-- INSTRUCTIONS FOR THE TASK --
Using the material below, copy every line where "excluding" appears.

** BEGIN DATA **

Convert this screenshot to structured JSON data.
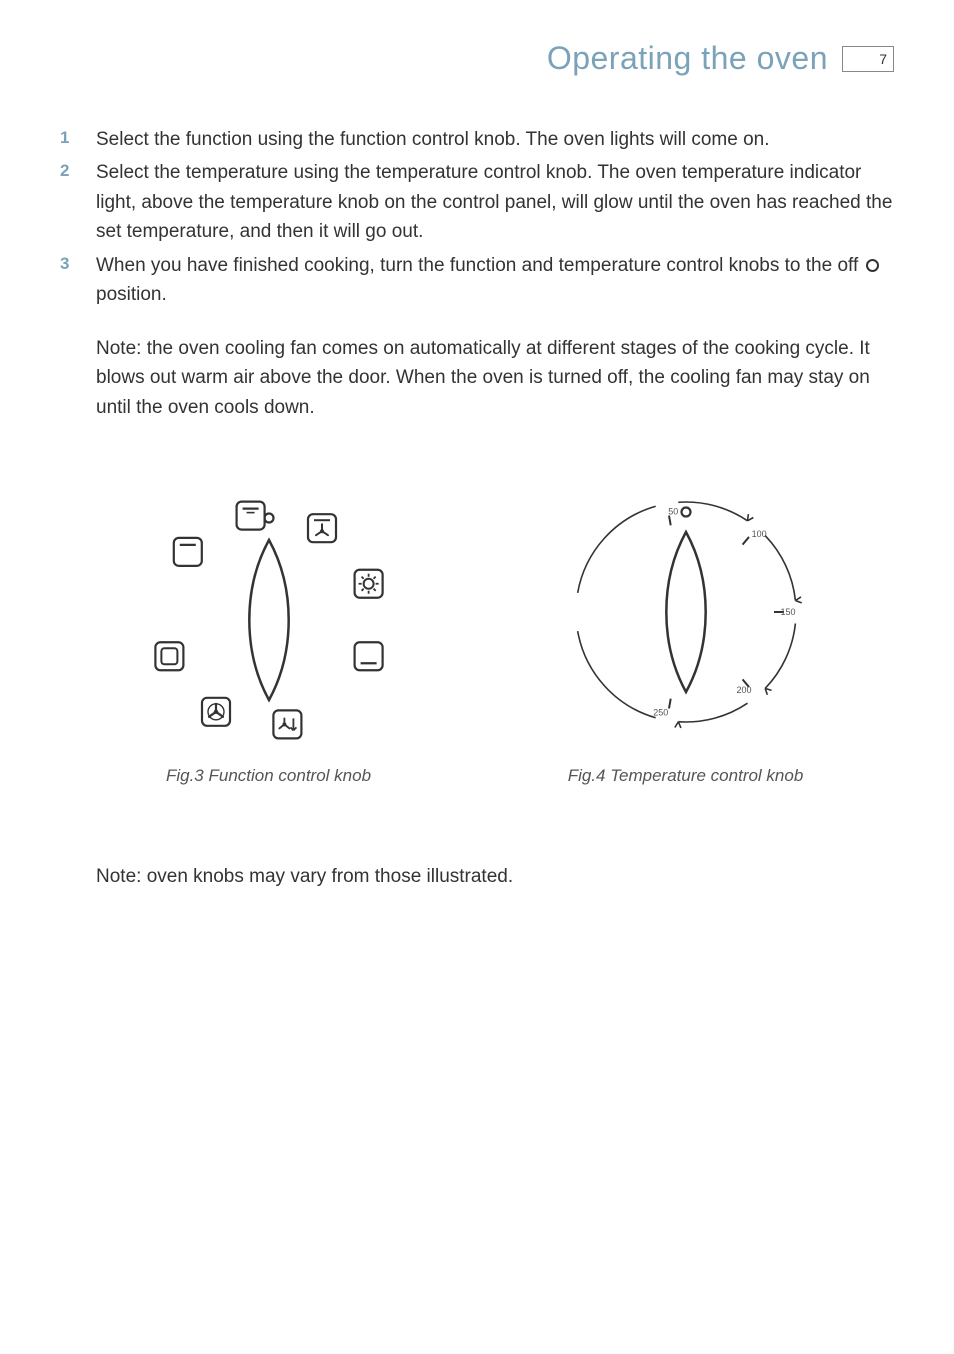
{
  "page": {
    "title": "Operating the oven",
    "title_color": "#7aa2b8",
    "number": "7"
  },
  "steps": [
    {
      "num": "1",
      "num_color": "#7aa2b8",
      "text": "Select the function using the function control knob.  The oven lights will come on."
    },
    {
      "num": "2",
      "num_color": "#7aa2b8",
      "text": "Select the temperature using the temperature control knob.  The oven temperature indicator light, above the temperature knob on the control panel, will glow until the oven has reached the set temperature, and then it will go out."
    },
    {
      "num": "3",
      "num_color": "#7aa2b8",
      "text_before": "When you have finished cooking, turn the function and temperature control knobs to the off ",
      "has_off_icon": true,
      "text_after": " position."
    }
  ],
  "note1": "Note:  the oven cooling fan comes on automatically at different stages of the cooking cycle. It blows out warm air above the door. When the oven is turned off, the cooling fan may stay on until the oven cools down.",
  "note2": "Note: oven knobs may vary from those illustrated.",
  "figures": {
    "function_knob": {
      "caption": "Fig.3 Function control knob",
      "off_dot_label": "O",
      "icons": [
        {
          "angle": -90,
          "kind": "off"
        },
        {
          "angle": -50,
          "kind": "box-top"
        },
        {
          "angle": -10,
          "kind": "box-top-small"
        },
        {
          "angle": 30,
          "kind": "box-fan-top"
        },
        {
          "angle": 70,
          "kind": "box-light"
        },
        {
          "angle": 110,
          "kind": "box-bottom"
        },
        {
          "angle": 170,
          "kind": "box-fan-arrow"
        },
        {
          "angle": 210,
          "kind": "box-fan"
        },
        {
          "angle": 250,
          "kind": "box-empty"
        }
      ],
      "knob_stroke": "#333333",
      "icon_stroke": "#333333"
    },
    "temp_knob": {
      "caption": "Fig.4 Temperature control knob",
      "off_dot_label": "O",
      "labels": [
        {
          "value": "50",
          "angle": -10
        },
        {
          "value": "100",
          "angle": 40
        },
        {
          "value": "150",
          "angle": 90
        },
        {
          "value": "200",
          "angle": 140
        },
        {
          "value": "250",
          "angle": 190
        }
      ],
      "knob_stroke": "#333333",
      "label_color": "#555555",
      "label_fontsize": 9
    }
  }
}
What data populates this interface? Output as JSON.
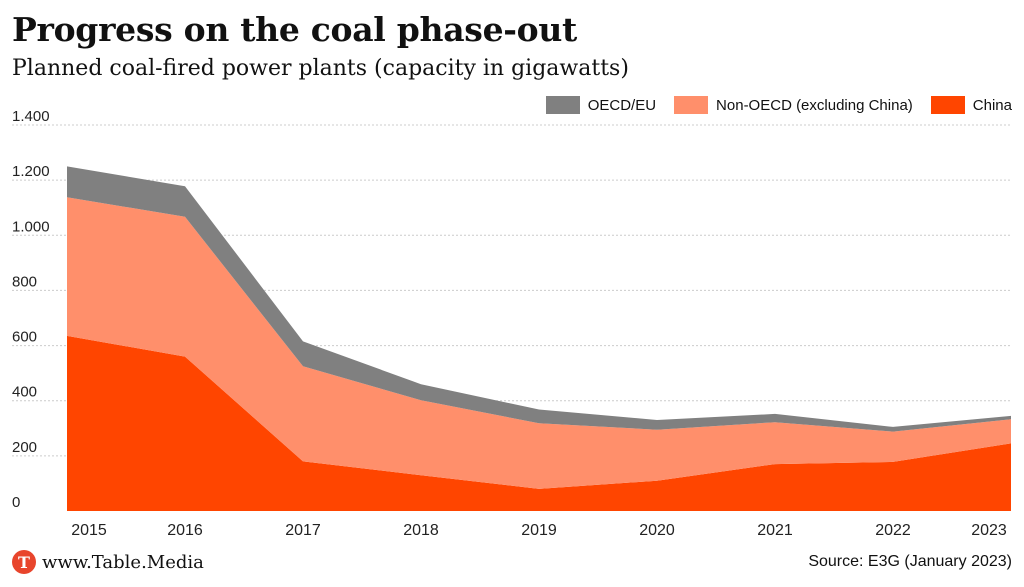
{
  "title": "Progress on the coal phase-out",
  "subtitle": "Planned coal-fired power plants (capacity in gigawatts)",
  "footer": {
    "site": "www.Table.Media",
    "logo_letter": "T",
    "source": "Source: E3G (January 2023)"
  },
  "colors": {
    "china": "#ff4500",
    "non_oecd": "#ff8f6b",
    "oecd": "#808080",
    "grid": "#cccccc",
    "logo": "#e8452c"
  },
  "chart_data": {
    "type": "area",
    "stacked": true,
    "title": "Progress on the coal phase-out",
    "subtitle": "Planned coal-fired power plants (capacity in gigawatts)",
    "x": [
      "2015",
      "2016",
      "2017",
      "2018",
      "2019",
      "2020",
      "2021",
      "2022",
      "2023"
    ],
    "ylim": [
      0,
      1400
    ],
    "yticks": [
      0,
      200,
      400,
      600,
      800,
      1000,
      1200,
      1400
    ],
    "ytick_labels": [
      "0",
      "200",
      "400",
      "600",
      "800",
      "1.000",
      "1.200",
      "1.400"
    ],
    "grid": true,
    "legend_position": "top-right",
    "legend_order": [
      "OECD/EU",
      "Non-OECD (excluding China)",
      "China"
    ],
    "series": [
      {
        "name": "China",
        "color": "#ff4500",
        "values": [
          635,
          560,
          180,
          130,
          80,
          110,
          170,
          178,
          245
        ]
      },
      {
        "name": "Non-OECD (excluding China)",
        "color": "#ff8f6b",
        "values": [
          503,
          507,
          345,
          272,
          238,
          185,
          152,
          110,
          88
        ]
      },
      {
        "name": "OECD/EU",
        "color": "#808080",
        "values": [
          112,
          111,
          90,
          58,
          50,
          35,
          30,
          17,
          12
        ]
      }
    ]
  }
}
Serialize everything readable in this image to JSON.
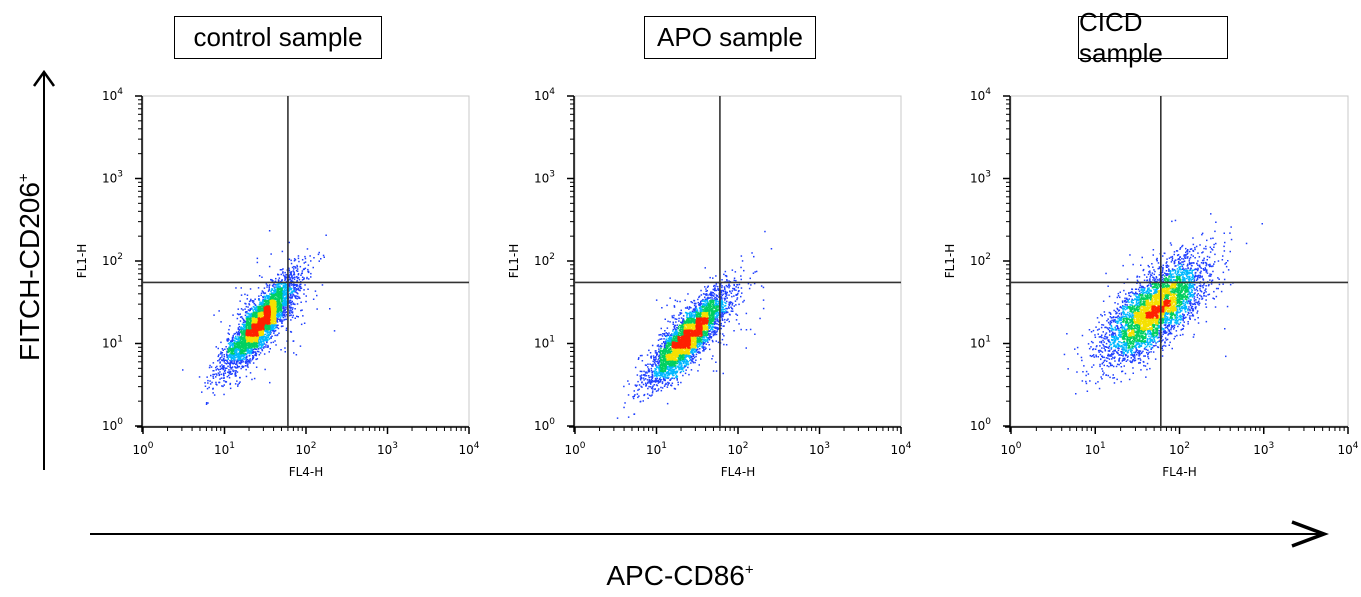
{
  "figure": {
    "y_axis_label": "FITCH-CD206",
    "y_axis_label_sup": "+",
    "x_axis_label": "APC-CD86",
    "x_axis_label_sup": "+"
  },
  "chart_data": [
    {
      "type": "scatter",
      "title": "control sample",
      "xlabel": "FL4-H",
      "ylabel": "FL1-H",
      "xscale": "log",
      "yscale": "log",
      "xlim": [
        1,
        10000
      ],
      "ylim": [
        1,
        10000
      ],
      "x_ticks": [
        "10^0",
        "10^1",
        "10^2",
        "10^3",
        "10^4"
      ],
      "y_ticks": [
        "10^0",
        "10^1",
        "10^2",
        "10^3",
        "10^4"
      ],
      "quadrant_gate": {
        "x": 60,
        "y": 55
      },
      "population": {
        "center_x": 28,
        "center_y": 18,
        "log_spread_x": 0.22,
        "log_spread_y": 0.28,
        "correlation": 0.85,
        "events": 4000
      },
      "density_colors": [
        "#1f3fff",
        "#00b8ff",
        "#00d060",
        "#f5e000",
        "#ff2000"
      ]
    },
    {
      "type": "scatter",
      "title": "APO sample",
      "xlabel": "FL4-H",
      "ylabel": "FL1-H",
      "xscale": "log",
      "yscale": "log",
      "xlim": [
        1,
        10000
      ],
      "ylim": [
        1,
        10000
      ],
      "x_ticks": [
        "10^0",
        "10^1",
        "10^2",
        "10^3",
        "10^4"
      ],
      "y_ticks": [
        "10^0",
        "10^1",
        "10^2",
        "10^3",
        "10^4"
      ],
      "quadrant_gate": {
        "x": 60,
        "y": 55
      },
      "population": {
        "center_x": 25,
        "center_y": 12,
        "log_spread_x": 0.24,
        "log_spread_y": 0.28,
        "correlation": 0.85,
        "events": 4000
      },
      "density_colors": [
        "#1f3fff",
        "#00b8ff",
        "#00d060",
        "#f5e000",
        "#ff2000"
      ]
    },
    {
      "type": "scatter",
      "title": "CICD sample",
      "xlabel": "FL4-H",
      "ylabel": "FL1-H",
      "xscale": "log",
      "yscale": "log",
      "xlim": [
        1,
        10000
      ],
      "ylim": [
        1,
        10000
      ],
      "x_ticks": [
        "10^0",
        "10^1",
        "10^2",
        "10^3",
        "10^4"
      ],
      "y_ticks": [
        "10^0",
        "10^1",
        "10^2",
        "10^3",
        "10^4"
      ],
      "quadrant_gate": {
        "x": 60,
        "y": 55
      },
      "population": {
        "center_x": 50,
        "center_y": 25,
        "log_spread_x": 0.3,
        "log_spread_y": 0.3,
        "correlation": 0.7,
        "events": 4200
      },
      "density_colors": [
        "#1f3fff",
        "#00b8ff",
        "#00d060",
        "#f5e000",
        "#ff2000"
      ]
    }
  ]
}
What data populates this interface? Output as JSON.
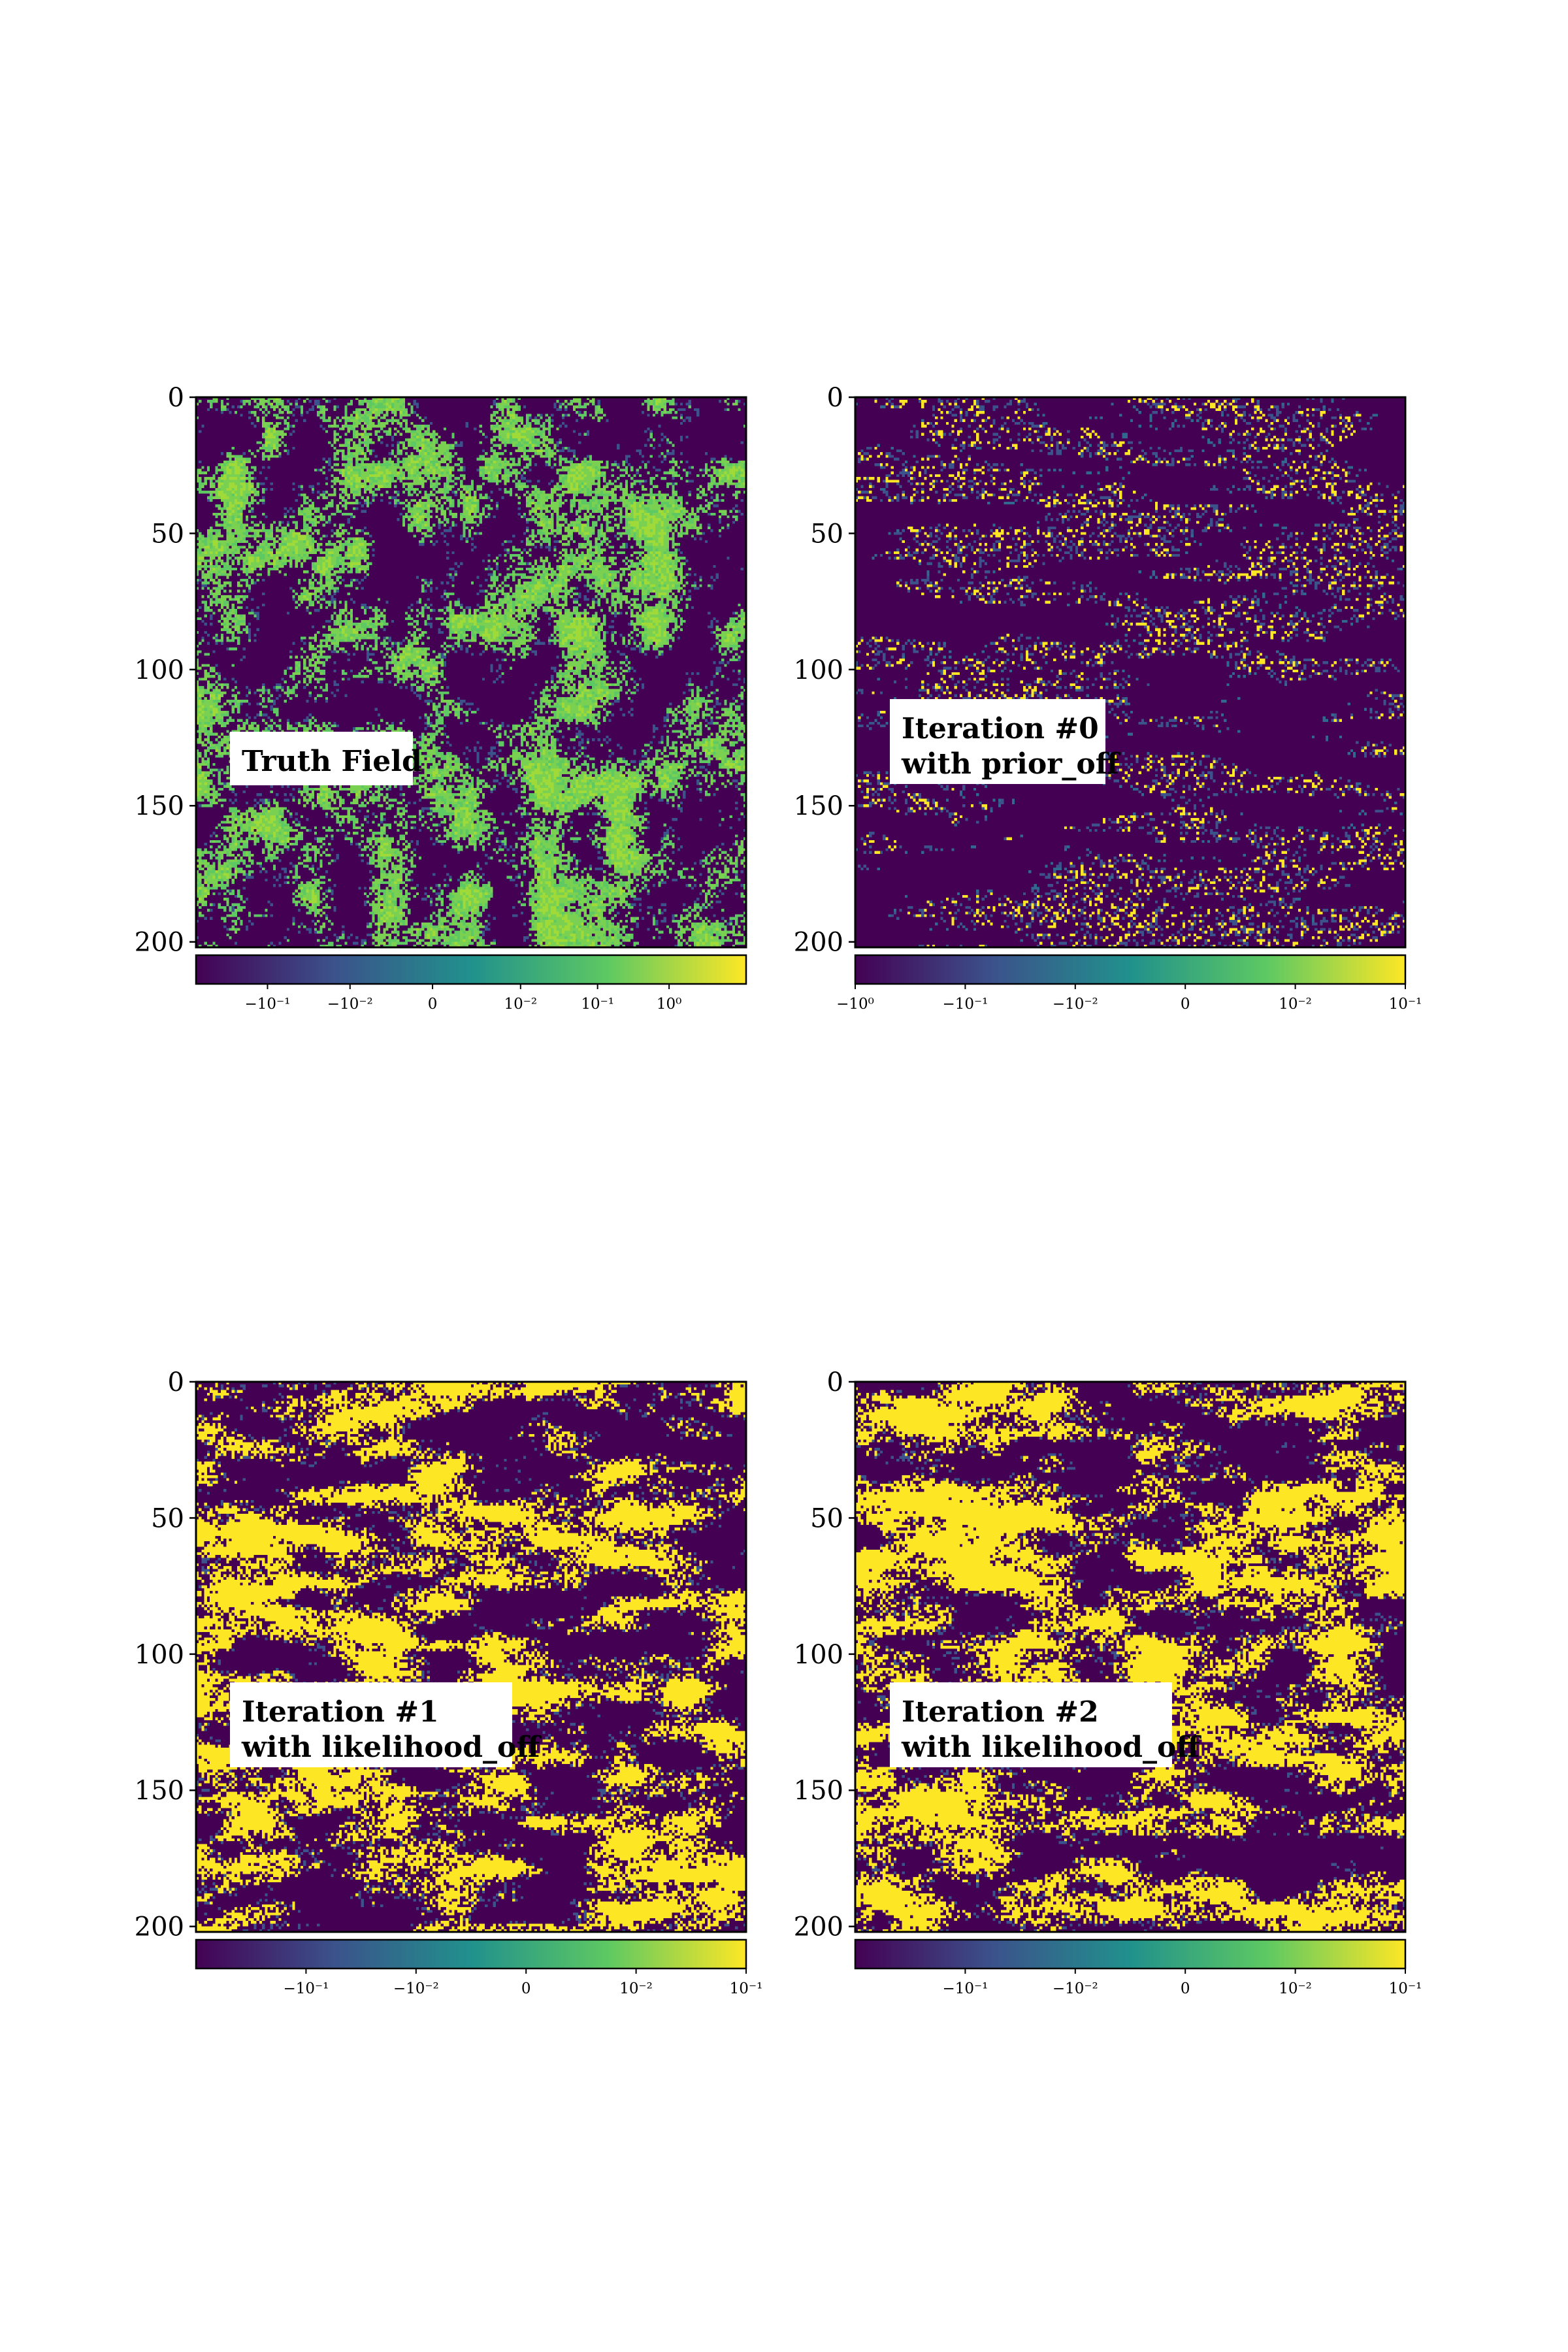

** END DATA **

-- EXPECTED ANSWER --
      "Non-OECD (excluding China)",
        "name": "Non-OECD (excluding China)",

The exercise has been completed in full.